EXERCISE SET:
[a] In the email thread, what binder system did the student use to formulate the baked AP particles?
[b] Rewrite the part of the email thread starting at "On 23 July 2015 at 16:26, Peter" and ending at "do math :).", with "critical diameter" changed to "burn rate".

READING PASSAGE:

I find the drift equally entertaining.
On Thu, Jul 23, 2015 at 8:50 AM, James Padfield <james.padfield@xxxxxxxxx>
wrote:
Peter, if you don't mind I'll email you off list - I feel, as interesting
as this might be to some people, that we may be drifting a bit OT. Unless
anyone thinks it is relevant and asks us to keep it on-list...
On 23 July 2015 at 16:26, Peter Fairbrother <zenadsl6186@xxxxxxxxx> wrote:
On 23/07/15 13:58, James Padfield wrote:
Peter, that sounds like it could be an interesting student project...
Investigate the shock sensitivity and critical diameter of "pristine" AP
crystals, and then heat treat them to produce the strange porous
crystals we are talking about. What do you think? I still have a good
relationship with my previous employer, perhaps we could come up with a
plan, I can contact them and we could do some research into the matter.
Sounds good to me, please let me know if I can help. Can do math :).
I can't do this myself, for legal (and practical) reasons, here in the UK
- if I could, I would.
btw, if there's a published paper, I wouldn't mind 4th author - I need to
up my publication status by mid-2017 if possible. Not something I usually
care a jot about, but it has become a little more relevant recently.
-- Peter Fairbrother
On 23 July 2015 at 13:55, Peter Fairbrother <zenadsl6186@xxxxxxxxx
<mailto:zenadsl6186@xxxxxxxxx>> wrote:
On 23/07/15 11:39, James Padfield wrote:
Peter: I helped with a student project a couple of years ago at
the
university I was working at. She was examining baking AP (I
don't
recall the initial particle size) at fairly high temperatures
(200,
maybe 220 degC) to alter the particle porosity. As you say,
some mass
is lost, 30% sounds about right, and the resulting particles are
no
longer regular crystals, but porous. She took some nice Scanning
Electron Microscope photos of the particles. She then
formulated them
(IIRC) with PVC/DOA binder system (easier than mucking about
with a
curable HTPB/IPDI system). Don't recall how far she progressed
with the
project, I don't believe it got as far as measuring burnrates...
James: What I'd really like to know is how the detonatability
changes. The product has submicron particles, which would be easy to
detonate if they were normal crystals - but they aren't, and I don't
know what happens.
IMO this could be very significant, for AP in fires ..
John: Thinking again about AP flowing. while it does not melt in
bulk, it may flow as a bulk powder in some circumstances. If it is
for instance on top of and reacting with tarmac or polythene, the
reaction will produce lots of gas, at a prodigious rate.
This effusion of gas may be fast enough to fluidise any overlying AP
powder, which would then flow almost like a liquid.
-- Peter Fairbrother

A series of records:
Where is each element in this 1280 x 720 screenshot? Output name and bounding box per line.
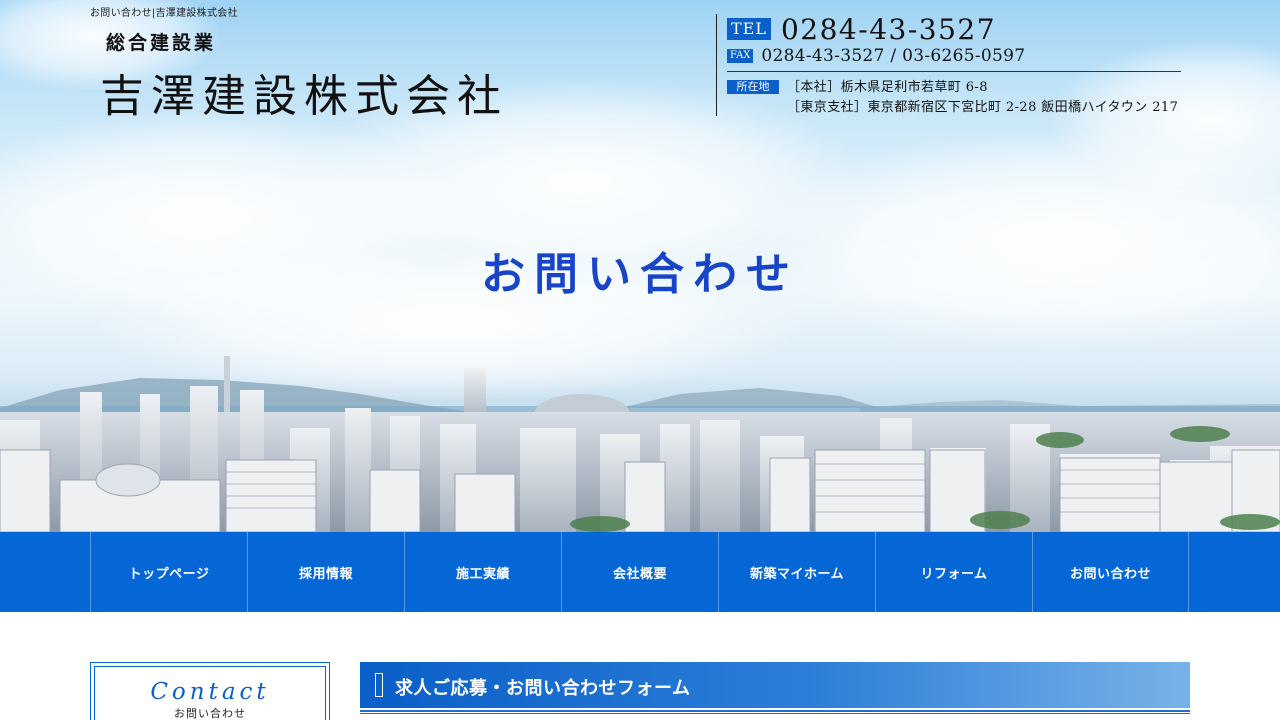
nav-item-new-home[interactable]: 新築マイホーム [718, 532, 875, 612]
heading-bracket-icon [375, 673, 383, 697]
nav-item-works[interactable]: 施工実績 [404, 532, 561, 612]
hero-banner: お問い合わせ|吉澤建設株式会社 総合建設業 吉澤建設株式会社 TEL 0284-… [0, 0, 1280, 532]
nav-item-recruit[interactable]: 採用情報 [247, 532, 404, 612]
company-logo-text[interactable]: 吉澤建設株式会社 [100, 60, 508, 124]
fax-label: FAX [727, 49, 754, 63]
address-lines: ［本社］栃木県足利市若草町 6-8 ［東京支社］東京都新宿区下宮比町 2-28 … [787, 78, 1178, 118]
tel-label: TEL [727, 18, 771, 40]
form-header-underline-thin [360, 713, 1190, 714]
address-main: ［本社］栃木県足利市若草町 6-8 [787, 80, 988, 95]
address-branch: ［東京支社］東京都新宿区下宮比町 2-28 飯田橋ハイタウン 217 [787, 100, 1179, 115]
nav-item-reform[interactable]: リフォーム [875, 532, 1032, 612]
sidebar-title-en: Contact [150, 679, 270, 705]
nav-item-company[interactable]: 会社概要 [561, 532, 718, 612]
form-header-underline [360, 710, 1190, 712]
fax-row: FAX 0284-43-3527 / 03-6265-0597 [727, 46, 1025, 66]
address-row: 所在地 ［本社］栃木県足利市若草町 6-8 ［東京支社］東京都新宿区下宮比町 2… [727, 78, 1178, 118]
page-title: お問い合わせ [481, 249, 799, 300]
nav-list: トップページ 採用情報 施工実績 会社概要 新築マイホーム リフォーム お問い合… [90, 532, 1190, 612]
nav-item-top[interactable]: トップページ [90, 532, 247, 612]
company-tagline: 総合建設業 [106, 32, 217, 54]
fax-number: 0284-43-3527 / 03-6265-0597 [761, 46, 1026, 66]
global-nav: トップページ 採用情報 施工実績 会社概要 新築マイホーム リフォーム お問い合… [0, 532, 1280, 612]
tel-number[interactable]: 0284-43-3527 [781, 13, 996, 46]
form-title: 求人ご応募・お問い合わせフォーム [395, 678, 691, 699]
contact-divider [727, 71, 1181, 72]
form-section-header: 求人ご応募・お問い合わせフォーム [360, 662, 1190, 708]
breadcrumb: お問い合わせ|吉澤建設株式会社 [90, 8, 238, 19]
tel-row: TEL 0284-43-3527 [727, 13, 996, 46]
address-label: 所在地 [727, 80, 779, 94]
city-skyline-image [0, 356, 1280, 532]
sidebar-contact-inner: Contact お問い合わせ [94, 666, 326, 720]
contact-info: TEL 0284-43-3527 FAX 0284-43-3527 / 03-6… [716, 13, 1181, 118]
sidebar-title-ja: お問い合わせ [174, 707, 246, 720]
nav-item-contact[interactable]: お問い合わせ [1032, 532, 1189, 612]
sidebar-contact-box: Contact お問い合わせ [90, 662, 330, 720]
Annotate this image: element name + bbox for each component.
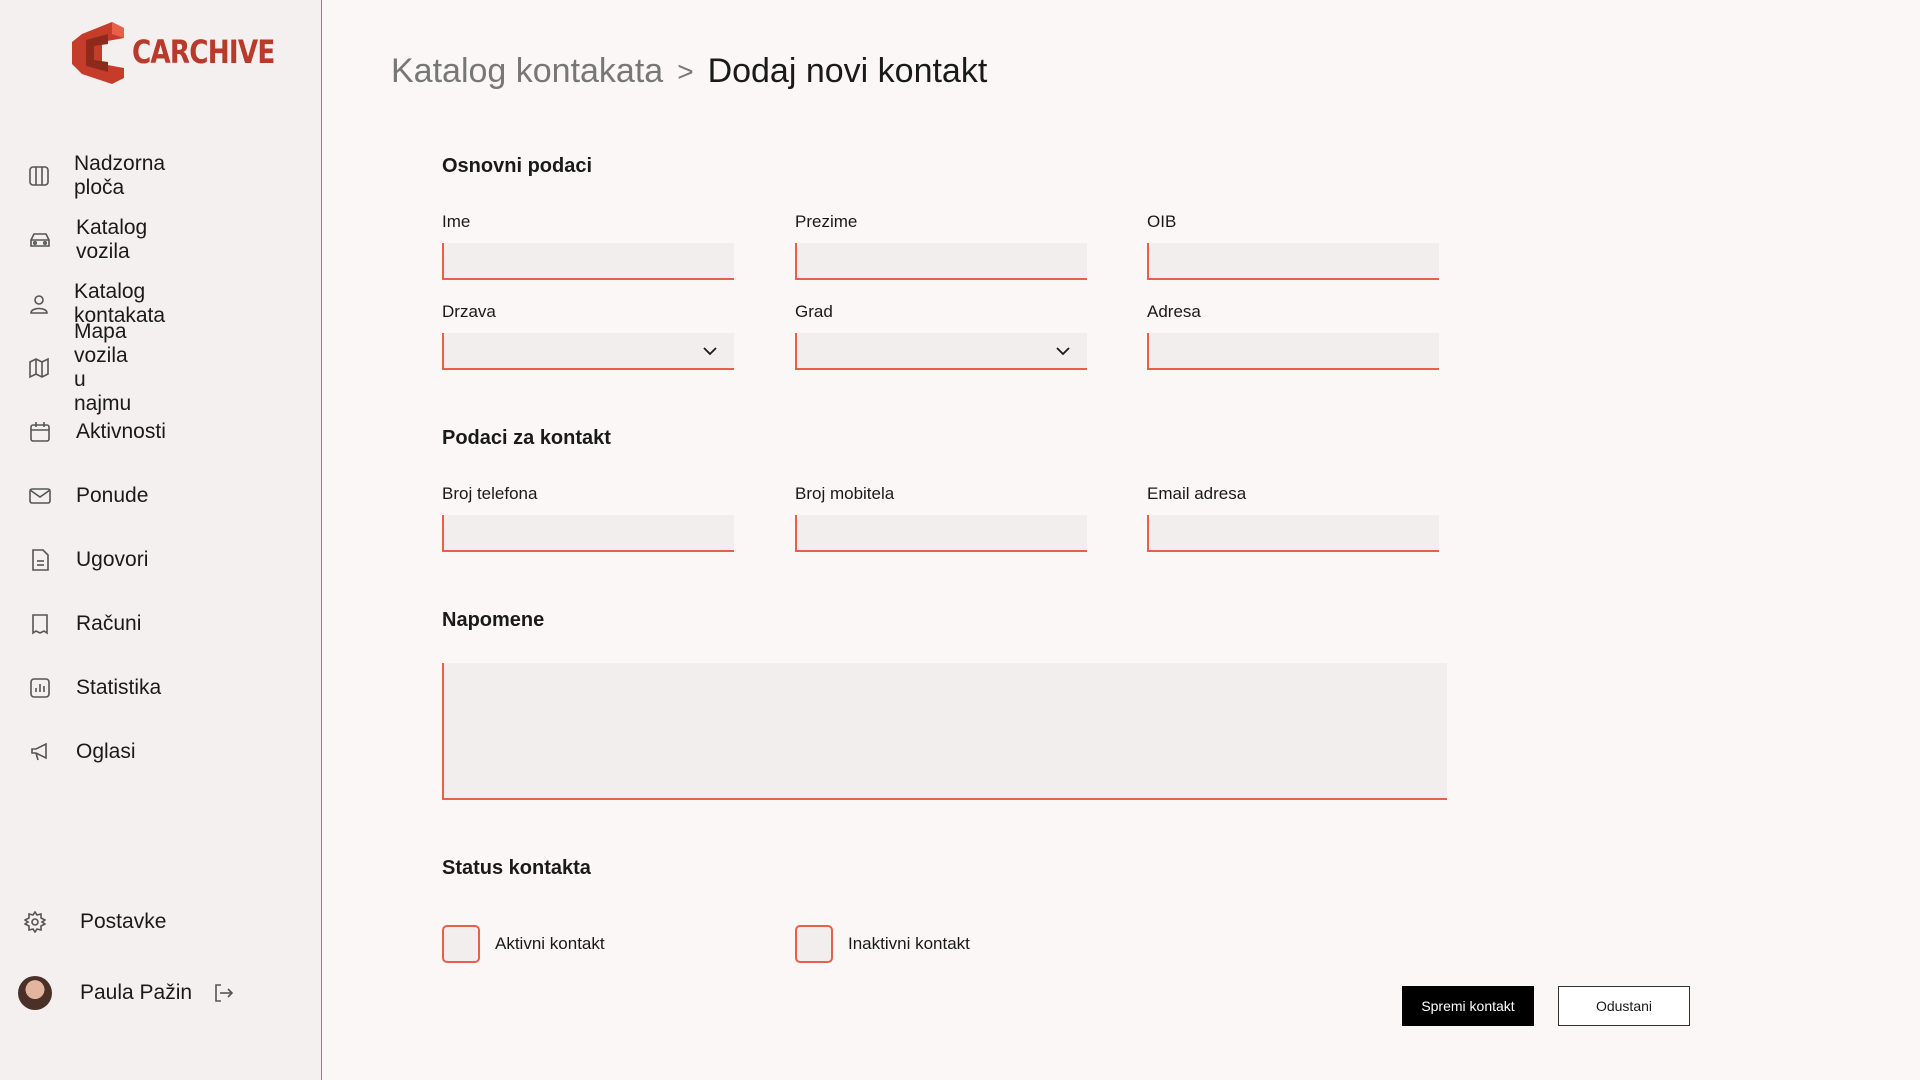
- megaphone-icon: [28, 740, 52, 764]
- grad-select[interactable]: [795, 333, 1087, 370]
- status-inactive-checkbox[interactable]: Inaktivni kontakt: [795, 925, 970, 963]
- mobitel-input[interactable]: [795, 515, 1087, 552]
- mail-icon: [28, 484, 52, 508]
- logout-icon[interactable]: [212, 982, 234, 1004]
- sidebar-item-statistika[interactable]: Statistika: [28, 668, 161, 708]
- section-title-contact: Podaci za kontakt: [442, 427, 611, 449]
- car-icon: [28, 228, 52, 252]
- field-label-mobitel: Broj mobitela: [795, 484, 895, 503]
- adresa-input[interactable]: [1147, 333, 1439, 370]
- drzava-select[interactable]: [442, 333, 734, 370]
- status-active-checkbox[interactable]: Aktivni kontakt: [442, 925, 605, 963]
- oib-input[interactable]: [1147, 243, 1439, 280]
- checkbox-box[interactable]: [442, 925, 480, 963]
- dashboard-icon: [28, 164, 50, 188]
- document-icon: [28, 548, 52, 572]
- gear-icon: [18, 911, 52, 933]
- field-label-drzava: Drzava: [442, 302, 496, 321]
- ime-input[interactable]: [442, 243, 734, 280]
- map-icon: [28, 356, 50, 380]
- avatar[interactable]: [18, 976, 52, 1010]
- main-content: Katalog kontakata > Dodaj novi kontakt O…: [322, 0, 1920, 1080]
- settings-label: Postavke: [80, 910, 167, 933]
- field-label-prezime: Prezime: [795, 212, 858, 231]
- sidebar-item-ponude[interactable]: Ponude: [28, 476, 148, 516]
- field-label-grad: Grad: [795, 302, 833, 321]
- sidebar-item-label: Ugovori: [76, 548, 149, 571]
- sidebar-item-nadzorna-ploca[interactable]: Nadzorna ploča: [28, 152, 167, 199]
- user-icon: [28, 292, 50, 316]
- receipt-icon: [28, 612, 52, 636]
- field-label-telefon: Broj telefona: [442, 484, 538, 503]
- sidebar-item-label: Oglasi: [76, 740, 136, 763]
- telefon-input[interactable]: [442, 515, 734, 552]
- field-label-email: Email adresa: [1147, 484, 1247, 503]
- sidebar-item-katalog-vozila[interactable]: Katalog vozila: [28, 216, 147, 263]
- save-button[interactable]: Spremi kontakt: [1402, 986, 1534, 1026]
- sidebar-item-label: Aktivnosti: [76, 420, 166, 443]
- breadcrumb: Katalog kontakata > Dodaj novi kontakt: [391, 52, 987, 91]
- calendar-icon: [28, 420, 52, 444]
- chart-icon: [28, 676, 52, 700]
- sidebar-item-aktivnosti[interactable]: Aktivnosti: [28, 412, 166, 452]
- checkbox-label: Inaktivni kontakt: [848, 934, 970, 953]
- sidebar-item-label: Katalog vozila: [76, 216, 148, 263]
- chevron-down-icon: [1055, 343, 1071, 364]
- sidebar-item-label: Nadzorna ploča: [74, 152, 166, 199]
- user-name: Paula Pažin: [80, 981, 193, 1004]
- sidebar-item-ugovori[interactable]: Ugovori: [28, 540, 148, 580]
- sidebar-item-label: Mapa vozila u najmu: [74, 320, 132, 415]
- email-field[interactable]: [1147, 515, 1439, 552]
- cancel-button[interactable]: Odustani: [1558, 986, 1690, 1026]
- settings-button[interactable]: Postavke: [18, 902, 166, 942]
- sidebar-item-oglasi[interactable]: Oglasi: [28, 732, 136, 772]
- sidebar-item-mapa-vozila[interactable]: Mapa vozila u najmu: [28, 320, 133, 415]
- notes-textarea[interactable]: [442, 663, 1447, 800]
- prezime-input[interactable]: [795, 243, 1087, 280]
- chevron-down-icon: [702, 343, 718, 364]
- sidebar-item-label: Računi: [76, 612, 142, 635]
- logo-text: CARCHIVE: [132, 33, 275, 71]
- logo[interactable]: CARCHIVE: [72, 20, 306, 84]
- user-profile: Paula Pažin: [18, 973, 234, 1013]
- breadcrumb-parent[interactable]: Katalog kontakata: [391, 52, 663, 91]
- sidebar-item-racuni[interactable]: Računi: [28, 604, 141, 644]
- section-title-notes: Napomene: [442, 609, 545, 631]
- field-label-ime: Ime: [442, 212, 471, 231]
- page-title: Dodaj novi kontakt: [707, 52, 988, 90]
- logo-icon: [72, 22, 124, 84]
- section-title-basic: Osnovni podaci: [442, 155, 593, 177]
- breadcrumb-separator: >: [677, 55, 694, 87]
- sidebar-item-katalog-kontakata[interactable]: Katalog kontakata: [28, 280, 167, 327]
- sidebar: CARCHIVE Nadzorna ploča Katalog vozila K…: [0, 0, 322, 1080]
- sidebar-item-label: Ponude: [76, 484, 149, 507]
- field-label-oib: OIB: [1147, 212, 1177, 231]
- section-title-status: Status kontakta: [442, 857, 591, 879]
- field-label-adresa: Adresa: [1147, 302, 1201, 321]
- checkbox-label: Aktivni kontakt: [495, 934, 605, 953]
- checkbox-box[interactable]: [795, 925, 833, 963]
- sidebar-item-label: Statistika: [76, 676, 162, 699]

RESPONSES TO THE TASKS:
[a] A PVC/DOA binder system.

[b]
On 23 July 2015 at 16:26, Peter Fairbrother <zenadsl6186@xxxxxxxxx> wrote:
On 23/07/15 13:58, James Padfield wrote:
Peter, that sounds like it could be an interesting student project...
Investigate the shock sensitivity and burn rate of "pristine" AP
crystals, and then heat treat them to produce the strange porous
crystals we are talking about. What do you think? I still have a good
relationship with my previous employer, perhaps we could come up with a
plan, I can contact them and we could do some research into the matter.
Sounds good to me, please let me know if I can help. Can do math :).